==== TEXTO DE ESTUDO
A Rua de Santa Catarina, no Porto, liga duas das maiores praças, a da Batalha e a do Marquês de Pombal, é fechada ao trânsito, por isso só para peões.
É claramente a rua das compras, das lojas e dos inúmeros turistas que visitam, diariamente, o Porto.

O mais giro é que, nesta rua, tanto se encontram as mercearias de bairro ou os cafés históricos da cidade como o Majestic, como, também, se encontram as mais conhecidas marcas nacionais e internacionais, ou seja, comércios para todos os gostos, daí a multidão de pessoas.
Nesta rua abundam, também, os artistas de rua. Pintores, músicos, estátuas vivas são, portanto, presença habitual.

Uma das primeiras atrações, que reúne, sempre, um grande número de turistas é o relógio com carrilhão no edifício das Galerias Palladium, que agora acolhe a Fnac.

De 3 em 3 horas, imagens representando figuras emblemáticas do Porto, como São João ou Camilo Castelo Branco, saem do relógio e movimentam-se no exterior ao som do carrilhão.

O Via Catarina Shopping é o centro comercial existente nesta rua. Merece, sempre, uma visita pela sua arquitetura e decoração.

O café Majestic é um clássico, com a sua sala à “Belle Époque” e o seu jardim é o encanto dos turistas que chegam a fazer fila para lá entrar.

Um pouco mais à frente está, para mim, a alma desta rua, a Capela das Almas.

É inconfundível com as suas fachadas repletas de azulejos pintados.
Uma velha capela, construída neste lugar, é que dá origem ao nome da rua, pois dado ser de invocação a Catarina de Alexandria, ao caminho que ligava a Muralha Fernandina ao templo começou-se a chamar, desde muito cedo, Rua Nova de Santa Catarina.
Aconselho uma paragem na “Fábrica da Nata”, um espaço muito simpático com uma decoração requintada e onde diariamente são vendidas tantas e tantas natas.
Gosto muito de aí comer uma nata e, quando vou com mais tempo, aproveito para apreciar, também com esta, um cálice de vinho do Porto.

O percurso da Batalha ao Marquês acaba por ser curto perante a vida desta rua.
========
TAREFA ATRIBUÍDA 1: Reproduza o texto sobre a Rua de Santa Catarina desde "É claramente a" até "som do carrilhão.", inclusive.
TAREFA ATRIBUÍDA 2:
Responda a estas perguntas com base no texto sobre a Rua de Santa Catarina:
(a) Que duas praças a rua liga?
(b) De quanto em quanto tempo as figuras saem do relógio com carrilhão?
(c) Que loja o edifício das Galerias Palladium acolhe agora?
Os itens não têm qualquer papel nesta tarefa.
==== DADOS FORNECIDOS
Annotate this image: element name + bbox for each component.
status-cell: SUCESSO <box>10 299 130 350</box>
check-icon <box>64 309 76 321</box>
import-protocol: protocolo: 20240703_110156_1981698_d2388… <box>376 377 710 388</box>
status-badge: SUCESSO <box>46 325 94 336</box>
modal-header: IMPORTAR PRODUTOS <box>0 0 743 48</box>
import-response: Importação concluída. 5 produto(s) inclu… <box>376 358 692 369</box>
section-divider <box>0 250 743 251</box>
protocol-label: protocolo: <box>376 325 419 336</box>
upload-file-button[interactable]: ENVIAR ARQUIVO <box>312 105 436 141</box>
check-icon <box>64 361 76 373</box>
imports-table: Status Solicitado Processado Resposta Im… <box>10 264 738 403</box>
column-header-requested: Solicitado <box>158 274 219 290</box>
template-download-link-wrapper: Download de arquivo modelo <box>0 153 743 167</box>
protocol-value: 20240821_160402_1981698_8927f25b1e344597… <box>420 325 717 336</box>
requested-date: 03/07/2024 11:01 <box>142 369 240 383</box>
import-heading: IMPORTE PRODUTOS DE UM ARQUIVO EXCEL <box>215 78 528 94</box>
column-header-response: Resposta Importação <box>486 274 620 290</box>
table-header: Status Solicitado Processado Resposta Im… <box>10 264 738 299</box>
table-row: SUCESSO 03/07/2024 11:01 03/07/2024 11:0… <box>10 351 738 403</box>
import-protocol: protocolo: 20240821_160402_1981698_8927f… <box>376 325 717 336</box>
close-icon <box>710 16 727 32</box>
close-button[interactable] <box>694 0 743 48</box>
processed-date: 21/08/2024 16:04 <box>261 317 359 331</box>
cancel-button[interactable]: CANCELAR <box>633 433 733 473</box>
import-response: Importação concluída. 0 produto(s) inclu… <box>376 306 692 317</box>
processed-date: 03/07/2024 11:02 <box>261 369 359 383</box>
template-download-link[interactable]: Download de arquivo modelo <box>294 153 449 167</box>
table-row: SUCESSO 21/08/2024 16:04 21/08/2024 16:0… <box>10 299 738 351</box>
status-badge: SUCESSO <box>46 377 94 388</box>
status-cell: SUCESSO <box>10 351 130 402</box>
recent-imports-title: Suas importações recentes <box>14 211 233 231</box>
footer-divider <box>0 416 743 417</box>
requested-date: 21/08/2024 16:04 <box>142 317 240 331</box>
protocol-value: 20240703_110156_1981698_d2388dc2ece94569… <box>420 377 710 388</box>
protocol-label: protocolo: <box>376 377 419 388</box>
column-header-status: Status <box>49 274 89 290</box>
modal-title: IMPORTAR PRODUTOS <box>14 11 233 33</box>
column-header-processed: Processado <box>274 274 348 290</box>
========
RESPOSTA À TAREFA 1:
É claramente a rua das compras, das lojas e dos inúmeros turistas que visitam, diariamente, o Porto.

O mais giro é que, nesta rua, tanto se encontram as mercearias de bairro ou os cafés históricos da cidade como o Majestic, como, também, se encontram as mais conhecidas marcas nacionais e internacionais, ou seja, comércios para todos os gostos, daí a multidão de pessoas.
Nesta rua abundam, também, os artistas de rua. Pintores, músicos, estátuas vivas são, portanto, presença habitual.

Uma das primeiras atrações, que reúne, sempre, um grande número de turistas é o relógio com carrilhão no edifício das Galerias Palladium, que agora acolhe a Fnac.

De 3 em 3 horas, imagens representando figuras emblemáticas do Porto, como São João ou Camilo Castelo Branco, saem do relógio e movimentam-se no exterior ao som do carrilhão.

RESPOSTA À TAREFA 2:
(a) A praça da Batalha e a praça do Marquês de Pombal.
(b) De 3 em 3 horas.
(c) A Fnac.